-- begin Data listing --

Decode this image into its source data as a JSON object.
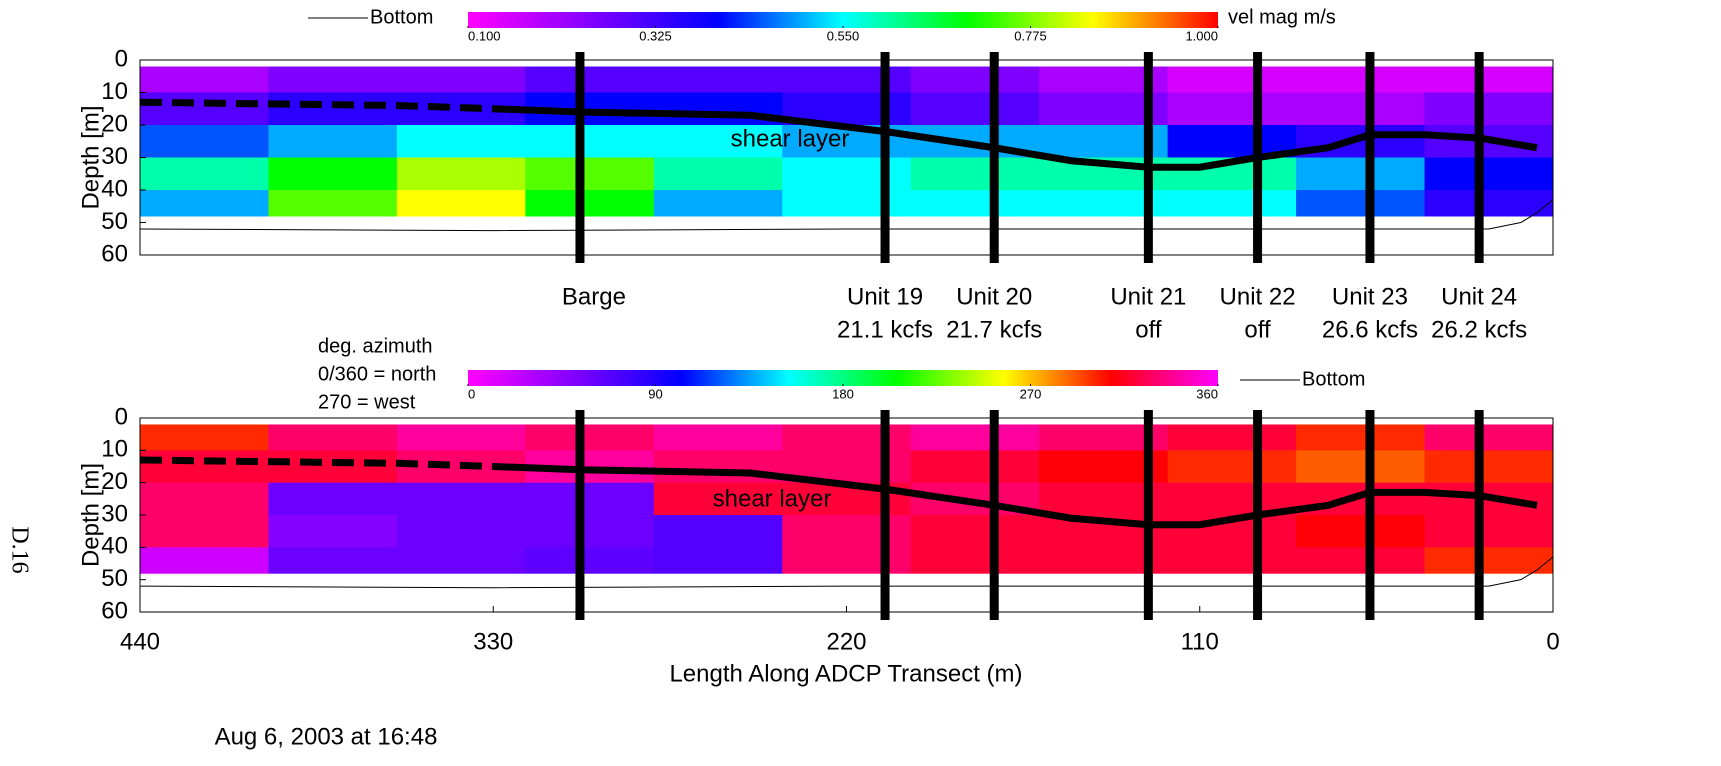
{
  "page_label": "D.16",
  "date": "Aug 6, 2003 at 16:48",
  "stations": [
    {
      "x": 303,
      "label": "Barge"
    },
    {
      "x": 208,
      "label": "Unit 19",
      "flow": "21.1 kcfs"
    },
    {
      "x": 174,
      "label": "Unit 20",
      "flow": "21.7 kcfs"
    },
    {
      "x": 126,
      "label": "Unit 21",
      "flow": "off"
    },
    {
      "x": 92,
      "label": "Unit 22",
      "flow": "off"
    },
    {
      "x": 57,
      "label": "Unit 23",
      "flow": "26.6 kcfs"
    },
    {
      "x": 23,
      "label": "Unit 24",
      "flow": "26.2 kcfs"
    }
  ],
  "chart_data": [
    {
      "type": "heatmap",
      "ylabel": "Depth [m]",
      "xlim": [
        440,
        0
      ],
      "ylim": [
        0,
        60
      ],
      "y_inverted": true,
      "yticks": [
        0,
        10,
        20,
        30,
        40,
        50,
        60
      ],
      "x_edges": [
        440,
        400,
        360,
        320,
        280,
        240,
        200,
        160,
        120,
        80,
        40,
        0
      ],
      "depth_edges": [
        2,
        10,
        20,
        30,
        40,
        48
      ],
      "values": [
        [
          0.2,
          0.25,
          0.25,
          0.3,
          0.3,
          0.3,
          0.25,
          0.2,
          0.15,
          0.15,
          0.15
        ],
        [
          0.3,
          0.35,
          0.35,
          0.4,
          0.4,
          0.35,
          0.3,
          0.25,
          0.2,
          0.2,
          0.25
        ],
        [
          0.45,
          0.5,
          0.55,
          0.55,
          0.55,
          0.5,
          0.5,
          0.5,
          0.4,
          0.35,
          0.3
        ],
        [
          0.6,
          0.7,
          0.8,
          0.75,
          0.6,
          0.55,
          0.6,
          0.6,
          0.6,
          0.5,
          0.4
        ],
        [
          0.5,
          0.75,
          0.85,
          0.7,
          0.5,
          0.55,
          0.55,
          0.55,
          0.55,
          0.45,
          0.35
        ]
      ],
      "colorbar": {
        "title": [
          "vel mag m/s"
        ],
        "lim": [
          0.1,
          1.0
        ],
        "ticks": [
          {
            "value": 0.1,
            "label": "0.100"
          },
          0.325,
          {
            "value": 0.55,
            "label": "0.550"
          },
          0.775,
          {
            "value": 1.0,
            "label": "1.000"
          }
        ],
        "colors": [
          "#ff00ff",
          "#8000ff",
          "#0000ff",
          "#00ffff",
          "#00ff00",
          "#ffff00",
          "#ff0000"
        ]
      },
      "series": [
        {
          "style": "dashed",
          "color": "#000000",
          "x": [
            440,
            400,
            360,
            330
          ],
          "values": [
            13,
            13.5,
            14,
            15
          ]
        },
        {
          "name": "shear layer",
          "style": "thick",
          "color": "#000000",
          "x": [
            330,
            303,
            250,
            208,
            174,
            150,
            126,
            110,
            92,
            70,
            57,
            40,
            23,
            5
          ],
          "values": [
            15,
            16,
            17,
            22,
            27,
            31,
            33,
            33,
            30,
            27,
            23,
            23,
            24,
            27
          ]
        },
        {
          "name": "Bottom",
          "style": "thin",
          "color": "#000000",
          "x": [
            440,
            330,
            220,
            110,
            20,
            10,
            5,
            0
          ],
          "values": [
            52,
            52.5,
            52,
            52,
            52,
            50,
            47,
            43
          ]
        }
      ]
    },
    {
      "type": "heatmap",
      "ylabel": "Depth [m]",
      "xlabel": "Length Along ADCP Transect (m)",
      "xlim": [
        440,
        0
      ],
      "xticks": [
        440,
        330,
        220,
        110,
        0
      ],
      "ylim": [
        0,
        60
      ],
      "y_inverted": true,
      "yticks": [
        0,
        10,
        20,
        30,
        40,
        50,
        60
      ],
      "x_edges": [
        440,
        400,
        360,
        320,
        280,
        240,
        200,
        160,
        120,
        80,
        40,
        0
      ],
      "depth_edges": [
        2,
        10,
        20,
        30,
        40,
        48
      ],
      "values": [
        [
          300,
          330,
          340,
          330,
          340,
          330,
          340,
          330,
          320,
          300,
          330
        ],
        [
          320,
          320,
          330,
          340,
          330,
          330,
          320,
          310,
          300,
          290,
          300
        ],
        [
          330,
          60,
          60,
          60,
          320,
          320,
          330,
          320,
          320,
          320,
          320
        ],
        [
          330,
          50,
          60,
          60,
          70,
          330,
          320,
          320,
          320,
          310,
          320
        ],
        [
          20,
          60,
          60,
          65,
          70,
          330,
          320,
          320,
          320,
          320,
          300
        ]
      ],
      "colorbar": {
        "title": [
          "deg. azimuth",
          "0/360 = north",
          "270 = west"
        ],
        "lim": [
          0,
          360
        ],
        "ticks": [
          0,
          90,
          180,
          270,
          360
        ],
        "colors": [
          "#ff00ff",
          "#8000ff",
          "#0000ff",
          "#00ffff",
          "#00ff00",
          "#ffff00",
          "#ff0000",
          "#ff00ff"
        ]
      },
      "series": [
        {
          "style": "dashed",
          "color": "#000000",
          "x": [
            440,
            400,
            360,
            330
          ],
          "values": [
            13,
            13.5,
            14,
            15
          ]
        },
        {
          "name": "shear layer",
          "style": "thick",
          "color": "#000000",
          "x": [
            330,
            303,
            250,
            208,
            174,
            150,
            126,
            110,
            92,
            70,
            57,
            40,
            23,
            5
          ],
          "values": [
            15,
            16,
            17,
            22,
            27,
            31,
            33,
            33,
            30,
            27,
            23,
            23,
            24,
            27
          ]
        },
        {
          "name": "Bottom",
          "style": "thin",
          "color": "#000000",
          "x": [
            440,
            330,
            220,
            110,
            20,
            10,
            5,
            0
          ],
          "values": [
            52,
            52.5,
            52,
            52,
            52,
            50,
            47,
            43
          ]
        }
      ]
    }
  ]
}
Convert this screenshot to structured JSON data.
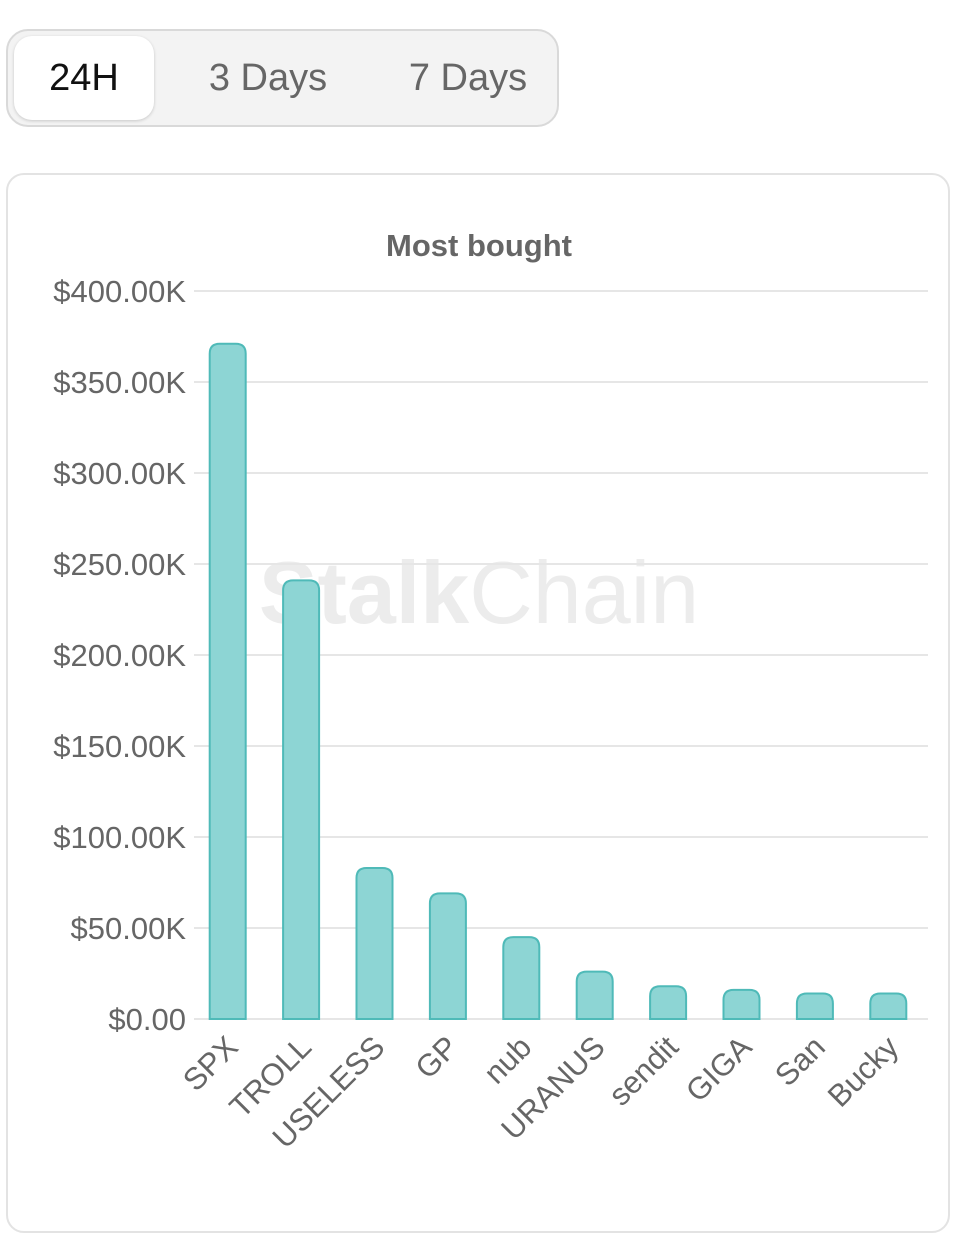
{
  "tabs": [
    {
      "label": "24H",
      "active": true
    },
    {
      "label": "3 Days",
      "active": false
    },
    {
      "label": "7 Days",
      "active": false
    }
  ],
  "watermark": {
    "bold": "Stalk",
    "light": "Chain"
  },
  "colors": {
    "bar_fill": "#8dd5d4",
    "bar_stroke": "#4fbab8",
    "text": "#666666"
  },
  "chart_data": {
    "type": "bar",
    "title": "Most bought",
    "categories": [
      "SPX",
      "TROLL",
      "USELESS",
      "GP",
      "nub",
      "URANUS",
      "sendit",
      "GIGA",
      "San",
      "Bucky"
    ],
    "values": [
      371000,
      241000,
      83000,
      69000,
      45000,
      26000,
      18000,
      16000,
      14000,
      14000
    ],
    "ylim": [
      0,
      400000
    ],
    "yticks": [
      0,
      50000,
      100000,
      150000,
      200000,
      250000,
      300000,
      350000,
      400000
    ],
    "ytick_labels": [
      "$0.00",
      "$50.00K",
      "$100.00K",
      "$150.00K",
      "$200.00K",
      "$250.00K",
      "$300.00K",
      "$350.00K",
      "$400.00K"
    ],
    "grid": true,
    "legend": "none"
  }
}
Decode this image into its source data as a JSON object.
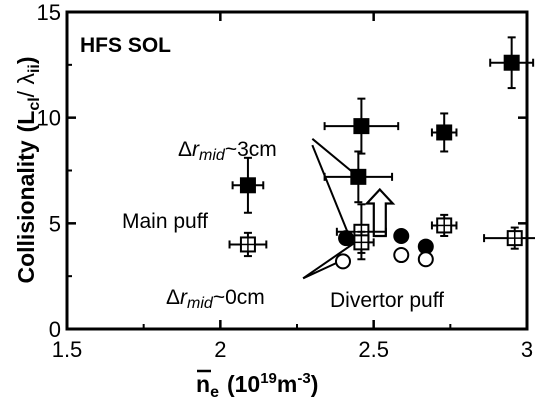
{
  "chart_data": {
    "type": "scatter",
    "xlim": [
      1.5,
      3.0
    ],
    "ylim": [
      0,
      15
    ],
    "x_ticks": [
      "1.5",
      "2",
      "2.5",
      "3"
    ],
    "y_ticks": [
      "0",
      "5",
      "10",
      "15"
    ],
    "ylabel_main": "Collisionality",
    "ylabel_paren": "(L",
    "ylabel_sub1": "cl",
    "ylabel_slash": "/ λ",
    "ylabel_sub2": "ii",
    "ylabel_close": ")",
    "xlabel_main": "n",
    "xlabel_sub": "e",
    "xlabel_units": "(10",
    "xlabel_exp": "19",
    "xlabel_unit_m": "m",
    "xlabel_unit_exp": "-3",
    "xlabel_close": ")",
    "region_label": "HFS SOL",
    "annotations": {
      "dr3_delta": "Δ",
      "dr3_r": "r",
      "dr3_sub": "mid",
      "dr3_tail": "~3cm",
      "dr0_delta": "Δ",
      "dr0_r": "r",
      "dr0_sub": "mid",
      "dr0_tail": "~0cm",
      "main_puff": "Main puff",
      "divertor_puff": "Divertor puff"
    },
    "series": [
      {
        "marker": "filled-square",
        "points": [
          {
            "x": 2.09,
            "y": 6.8,
            "xerr": 0.05,
            "yerr": 1.3
          },
          {
            "x": 2.46,
            "y": 9.6,
            "xerr": 0.12,
            "yerr": 1.3
          },
          {
            "x": 2.45,
            "y": 7.2,
            "xerr": 0.11,
            "yerr": 1.2
          },
          {
            "x": 2.73,
            "y": 9.3,
            "xerr": 0.04,
            "yerr": 0.9
          },
          {
            "x": 2.95,
            "y": 12.6,
            "xerr": 0.07,
            "yerr": 1.2
          }
        ]
      },
      {
        "marker": "open-square",
        "points": [
          {
            "x": 2.09,
            "y": 4.0,
            "xerr": 0.06,
            "yerr": 0.55
          },
          {
            "x": 2.46,
            "y": 4.6,
            "xerr": 0.08,
            "yerr": 1.3
          },
          {
            "x": 2.46,
            "y": 4.1,
            "xerr": 0.04,
            "yerr": 0.5
          },
          {
            "x": 2.73,
            "y": 4.9,
            "xerr": 0.04,
            "yerr": 0.5
          },
          {
            "x": 2.96,
            "y": 4.3,
            "xerr": 0.1,
            "yerr": 0.5
          }
        ]
      },
      {
        "marker": "filled-circle",
        "points": [
          {
            "x": 2.41,
            "y": 4.3
          },
          {
            "x": 2.59,
            "y": 4.4
          },
          {
            "x": 2.67,
            "y": 3.9
          }
        ]
      },
      {
        "marker": "open-circle",
        "points": [
          {
            "x": 2.4,
            "y": 3.2
          },
          {
            "x": 2.59,
            "y": 3.5
          },
          {
            "x": 2.67,
            "y": 3.3
          }
        ]
      }
    ],
    "leader_lines": [
      {
        "from": [
          2.3,
          9.0
        ],
        "to": [
          2.45,
          7.2
        ]
      },
      {
        "from": [
          2.3,
          8.7
        ],
        "to": [
          2.42,
          4.4
        ]
      },
      {
        "from": [
          2.27,
          2.4
        ],
        "to": [
          2.45,
          4.2
        ]
      },
      {
        "from": [
          2.27,
          2.4
        ],
        "to": [
          2.39,
          3.2
        ]
      }
    ],
    "arrow": {
      "x": 2.52,
      "y_from": 4.4,
      "y_to": 6.6
    }
  }
}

-- end Data listing --

Short task
Pick each line holding the word "type" out of the data and copy it.

Complete answer
      "type": "heatmap",
      "type": "heatmap",
    "type": "bar",
    "type": "scatter",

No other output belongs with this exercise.